▶ _Exercise prompt_:
Exactly repeat the material, dropping every picture from the copy.

▶ _Collected data entries_:
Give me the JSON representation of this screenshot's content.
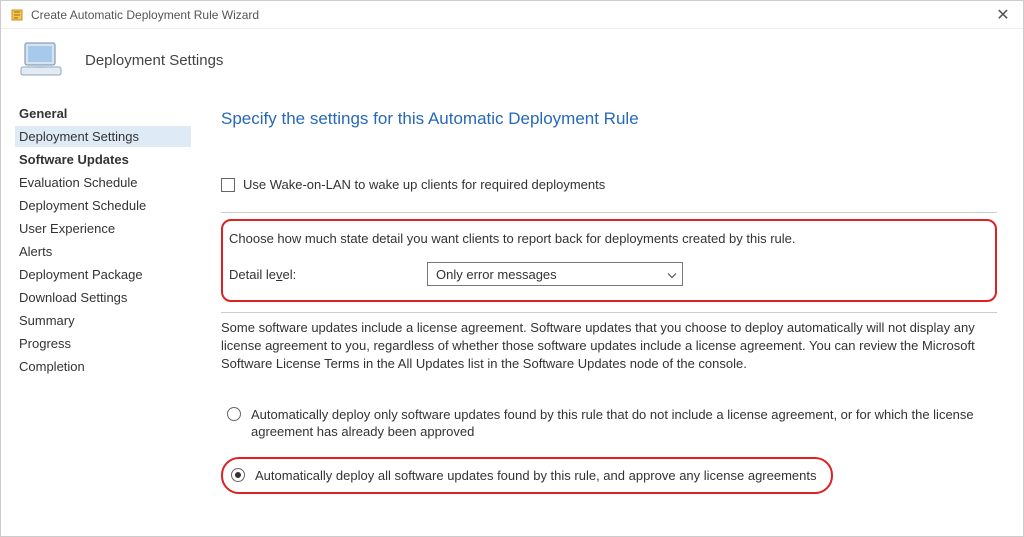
{
  "titlebar": {
    "title": "Create Automatic Deployment Rule Wizard"
  },
  "header": {
    "title": "Deployment Settings"
  },
  "sidebar": {
    "items": [
      {
        "label": "General",
        "bold": true,
        "active": false
      },
      {
        "label": "Deployment Settings",
        "bold": false,
        "active": true
      },
      {
        "label": "Software Updates",
        "bold": true,
        "active": false
      },
      {
        "label": "Evaluation Schedule",
        "bold": false,
        "active": false
      },
      {
        "label": "Deployment Schedule",
        "bold": false,
        "active": false
      },
      {
        "label": "User Experience",
        "bold": false,
        "active": false
      },
      {
        "label": "Alerts",
        "bold": false,
        "active": false
      },
      {
        "label": "Deployment Package",
        "bold": false,
        "active": false
      },
      {
        "label": "Download Settings",
        "bold": false,
        "active": false
      },
      {
        "label": "Summary",
        "bold": false,
        "active": false
      },
      {
        "label": "Progress",
        "bold": false,
        "active": false
      },
      {
        "label": "Completion",
        "bold": false,
        "active": false
      }
    ]
  },
  "main": {
    "heading": "Specify the settings for this Automatic Deployment Rule",
    "wol_checkbox_label": "Use Wake-on-LAN to wake up clients for required deployments",
    "state_detail_text": "Choose how much state detail you want clients to report back for deployments created by this rule.",
    "detail_level_label_pre": "Detail le",
    "detail_level_label_u": "v",
    "detail_level_label_post": "el:",
    "detail_level_value": "Only error messages",
    "license_info_text": "Some software updates include a license agreement. Software updates that you choose to deploy automatically will not display any license agreement to you, regardless of whether those software updates include a license agreement. You can review the Microsoft Software License Terms in the All Updates list in the Software Updates node of the console.",
    "radio1_label": "Automatically deploy only software updates found by this rule that do not include a license agreement, or for which the license agreement has already been approved",
    "radio2_label": "Automatically deploy all software updates found by this rule, and approve any license agreements"
  }
}
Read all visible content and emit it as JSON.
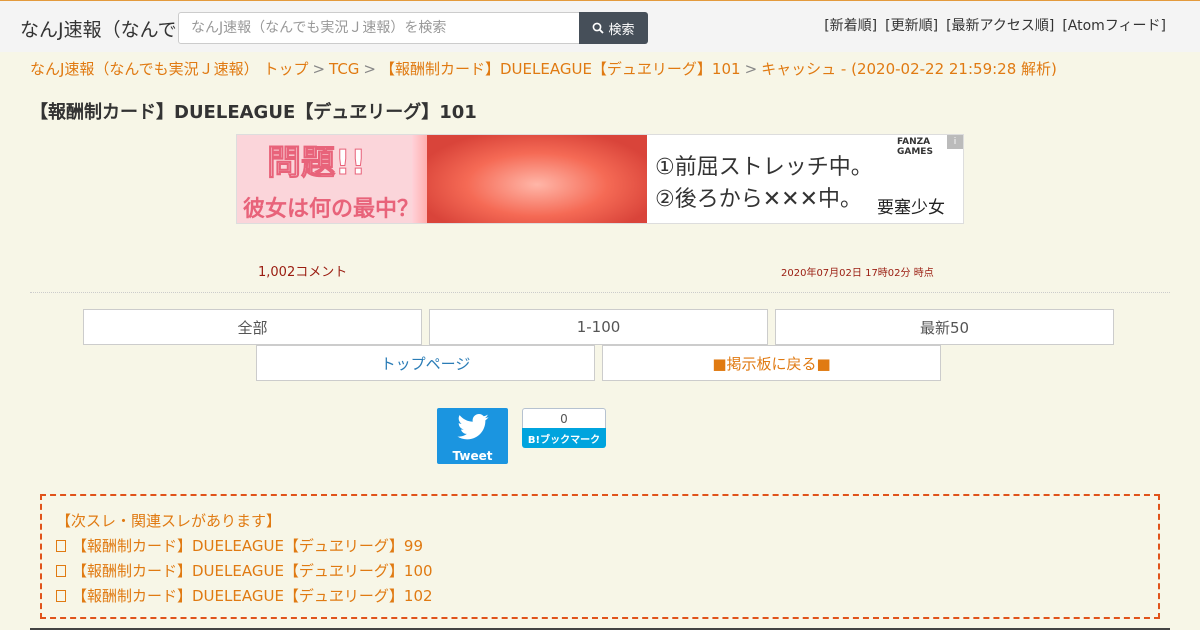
{
  "header": {
    "site_title": "なんJ速報（なんでも実況Ｊ速報）",
    "search_placeholder": "なんJ速報（なんでも実況Ｊ速報）を検索",
    "search_button": "検索",
    "links": [
      "[新着順]",
      "[更新順]",
      "[最新アクセス順]",
      "[Atomフィード]"
    ]
  },
  "breadcrumb": {
    "items": [
      "なんJ速報（なんでも実況Ｊ速報） トップ",
      "TCG",
      "【報酬制カード】DUELEAGUE【デュヱリーグ】101",
      "キャッシュ - (2020-02-22 21:59:28 解析)"
    ],
    "separator": ">"
  },
  "page_title": "【報酬制カード】DUELEAGUE【デュヱリーグ】101",
  "ad": {
    "question": "問題!!",
    "sub": "彼女は何の最中？",
    "line1": "①前屈ストレッチ中。",
    "line2": "②後ろから✕✕✕中。",
    "brand": "FANZA GAMES",
    "logo": "要塞少女"
  },
  "info": {
    "comment_count": "1,002コメント",
    "timestamp": "2020年07月02日 17時02分 時点"
  },
  "nav": {
    "all": "全部",
    "range": "1-100",
    "latest": "最新50",
    "top": "トップページ",
    "board": "■掲示板に戻る■"
  },
  "share": {
    "tweet": "Tweet",
    "hatena_count": "0",
    "hatena_label": "B!ブックマーク"
  },
  "related": {
    "heading": "【次スレ・関連スレがあります】",
    "items": [
      "【報酬制カード】DUELEAGUE【デュヱリーグ】99",
      "【報酬制カード】DUELEAGUE【デュヱリーグ】100",
      "【報酬制カード】DUELEAGUE【デュヱリーグ】102"
    ]
  }
}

▶ _Task output_:
Give me the JSON representation of this screenshot's content.
{
  "titlebar": {
    "title": "Create Automatic Deployment Rule Wizard"
  },
  "header": {
    "title": "Deployment Settings"
  },
  "sidebar": {
    "items": [
      {
        "label": "General",
        "bold": true,
        "active": false
      },
      {
        "label": "Deployment Settings",
        "bold": false,
        "active": true
      },
      {
        "label": "Software Updates",
        "bold": true,
        "active": false
      },
      {
        "label": "Evaluation Schedule",
        "bold": false,
        "active": false
      },
      {
        "label": "Deployment Schedule",
        "bold": false,
        "active": false
      },
      {
        "label": "User Experience",
        "bold": false,
        "active": false
      },
      {
        "label": "Alerts",
        "bold": false,
        "active": false
      },
      {
        "label": "Deployment Package",
        "bold": false,
        "active": false
      },
      {
        "label": "Download Settings",
        "bold": false,
        "active": false
      },
      {
        "label": "Summary",
        "bold": false,
        "active": false
      },
      {
        "label": "Progress",
        "bold": false,
        "active": false
      },
      {
        "label": "Completion",
        "bold": false,
        "active": false
      }
    ]
  },
  "main": {
    "heading": "Specify the settings for this Automatic Deployment Rule",
    "wol_checkbox_label": "Use Wake-on-LAN to wake up clients for required deployments",
    "state_detail_text": "Choose how much state detail you want clients to report back for deployments created by this rule.",
    "detail_level_label_pre": "Detail le",
    "detail_level_label_u": "v",
    "detail_level_label_post": "el:",
    "detail_level_value": "Only error messages",
    "license_info_text": "Some software updates include a license agreement. Software updates that you choose to deploy automatically will not display any license agreement to you, regardless of whether those software updates include a license agreement. You can review the Microsoft Software License Terms in the All Updates list in the Software Updates node of the console.",
    "radio1_label": "Automatically deploy only software updates found by this rule that do not include a license agreement, or for which the license agreement has already been approved",
    "radio2_label": "Automatically deploy all software updates found by this rule, and approve any license agreements"
  }
}
Read all visible content and emit it as JSON.
{
  "header": {
    "site_title": "なんJ速報（なんでも実況Ｊ速報）",
    "search_placeholder": "なんJ速報（なんでも実況Ｊ速報）を検索",
    "search_button": "検索",
    "links": [
      "[新着順]",
      "[更新順]",
      "[最新アクセス順]",
      "[Atomフィード]"
    ]
  },
  "breadcrumb": {
    "items": [
      "なんJ速報（なんでも実況Ｊ速報） トップ",
      "TCG",
      "【報酬制カード】DUELEAGUE【デュヱリーグ】101",
      "キャッシュ - (2020-02-22 21:59:28 解析)"
    ],
    "separator": ">"
  },
  "page_title": "【報酬制カード】DUELEAGUE【デュヱリーグ】101",
  "ad": {
    "question": "問題!!",
    "sub": "彼女は何の最中？",
    "line1": "①前屈ストレッチ中。",
    "line2": "②後ろから✕✕✕中。",
    "brand": "FANZA GAMES",
    "logo": "要塞少女"
  },
  "info": {
    "comment_count": "1,002コメント",
    "timestamp": "2020年07月02日 17時02分 時点"
  },
  "nav": {
    "all": "全部",
    "range": "1-100",
    "latest": "最新50",
    "top": "トップページ",
    "board": "■掲示板に戻る■"
  },
  "share": {
    "tweet": "Tweet",
    "hatena_count": "0",
    "hatena_label": "B!ブックマーク"
  },
  "related": {
    "heading": "【次スレ・関連スレがあります】",
    "items": [
      "【報酬制カード】DUELEAGUE【デュヱリーグ】99",
      "【報酬制カード】DUELEAGUE【デュヱリーグ】100",
      "【報酬制カード】DUELEAGUE【デュヱリーグ】102"
    ]
  }
}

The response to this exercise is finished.